The data -

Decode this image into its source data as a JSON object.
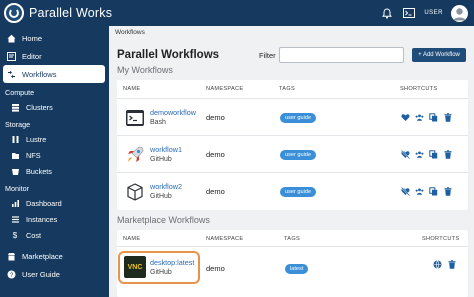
{
  "app": {
    "brand_name": "Parallel Works",
    "user_label": "USER"
  },
  "sidebar": {
    "items_top": [
      {
        "label": "Home",
        "icon": "home-icon"
      },
      {
        "label": "Editor",
        "icon": "editor-icon"
      },
      {
        "label": "Workflows",
        "icon": "workflows-icon",
        "active": true
      }
    ],
    "compute_label": "Compute",
    "compute_items": [
      {
        "label": "Clusters",
        "icon": "clusters-icon"
      }
    ],
    "storage_label": "Storage",
    "storage_items": [
      {
        "label": "Lustre",
        "icon": "lustre-icon"
      },
      {
        "label": "NFS",
        "icon": "nfs-icon"
      },
      {
        "label": "Buckets",
        "icon": "buckets-icon"
      }
    ],
    "monitor_label": "Monitor",
    "monitor_items": [
      {
        "label": "Dashboard",
        "icon": "dashboard-icon"
      },
      {
        "label": "Instances",
        "icon": "instances-icon"
      },
      {
        "label": "Cost",
        "icon": "dollar-icon"
      }
    ],
    "items_bottom": [
      {
        "label": "Marketplace",
        "icon": "marketplace-icon"
      },
      {
        "label": "User Guide",
        "icon": "user-guide-icon"
      }
    ]
  },
  "main": {
    "breadcrumb": "Workflows",
    "title": "Parallel Workflows",
    "filter_label": "Filter",
    "filter_value": "",
    "add_button": "+ Add Workflow",
    "my_workflows_title": "My Workflows",
    "columns": {
      "name": "NAME",
      "namespace": "NAMESPACE",
      "tags": "TAGS",
      "shortcuts": "SHORTCUTS"
    },
    "my_workflows": [
      {
        "name": "demoworkflow",
        "source": "Bash",
        "namespace": "demo",
        "tag": "user guide",
        "thumb": "terminal-icon"
      },
      {
        "name": "workflow1",
        "source": "GitHub",
        "namespace": "demo",
        "tag": "user guide",
        "thumb": "rocket-icon"
      },
      {
        "name": "workflow2",
        "source": "GitHub",
        "namespace": "demo",
        "tag": "user guide",
        "thumb": "cube-icon"
      }
    ],
    "marketplace_title": "Marketplace Workflows",
    "marketplace_workflows": [
      {
        "name": "desktop:latest",
        "source": "GitHub",
        "namespace": "demo",
        "tag": "latest",
        "thumb": "vnc-icon",
        "thumb_text": "VNC"
      }
    ]
  },
  "colors": {
    "sidebar_bg": "#163a5f",
    "accent": "#1f4c78",
    "tag_bg": "#3b8fd8",
    "link": "#2a6bb5",
    "highlight": "#e8934a"
  }
}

Stated exercise - From the records given above, reproduce all text exactly and exclude each picture.

Written solution -
Decode this image into its source data as a JSON object.
{
  "app": {
    "brand_name": "Parallel Works",
    "user_label": "USER"
  },
  "sidebar": {
    "items_top": [
      {
        "label": "Home",
        "icon": "home-icon"
      },
      {
        "label": "Editor",
        "icon": "editor-icon"
      },
      {
        "label": "Workflows",
        "icon": "workflows-icon",
        "active": true
      }
    ],
    "compute_label": "Compute",
    "compute_items": [
      {
        "label": "Clusters",
        "icon": "clusters-icon"
      }
    ],
    "storage_label": "Storage",
    "storage_items": [
      {
        "label": "Lustre",
        "icon": "lustre-icon"
      },
      {
        "label": "NFS",
        "icon": "nfs-icon"
      },
      {
        "label": "Buckets",
        "icon": "buckets-icon"
      }
    ],
    "monitor_label": "Monitor",
    "monitor_items": [
      {
        "label": "Dashboard",
        "icon": "dashboard-icon"
      },
      {
        "label": "Instances",
        "icon": "instances-icon"
      },
      {
        "label": "Cost",
        "icon": "dollar-icon"
      }
    ],
    "items_bottom": [
      {
        "label": "Marketplace",
        "icon": "marketplace-icon"
      },
      {
        "label": "User Guide",
        "icon": "user-guide-icon"
      }
    ]
  },
  "main": {
    "breadcrumb": "Workflows",
    "title": "Parallel Workflows",
    "filter_label": "Filter",
    "filter_value": "",
    "add_button": "+ Add Workflow",
    "my_workflows_title": "My Workflows",
    "columns": {
      "name": "NAME",
      "namespace": "NAMESPACE",
      "tags": "TAGS",
      "shortcuts": "SHORTCUTS"
    },
    "my_workflows": [
      {
        "name": "demoworkflow",
        "source": "Bash",
        "namespace": "demo",
        "tag": "user guide",
        "thumb": "terminal-icon"
      },
      {
        "name": "workflow1",
        "source": "GitHub",
        "namespace": "demo",
        "tag": "user guide",
        "thumb": "rocket-icon"
      },
      {
        "name": "workflow2",
        "source": "GitHub",
        "namespace": "demo",
        "tag": "user guide",
        "thumb": "cube-icon"
      }
    ],
    "marketplace_title": "Marketplace Workflows",
    "marketplace_workflows": [
      {
        "name": "desktop:latest",
        "source": "GitHub",
        "namespace": "demo",
        "tag": "latest",
        "thumb": "vnc-icon",
        "thumb_text": "VNC"
      }
    ]
  },
  "colors": {
    "sidebar_bg": "#163a5f",
    "accent": "#1f4c78",
    "tag_bg": "#3b8fd8",
    "link": "#2a6bb5",
    "highlight": "#e8934a"
  }
}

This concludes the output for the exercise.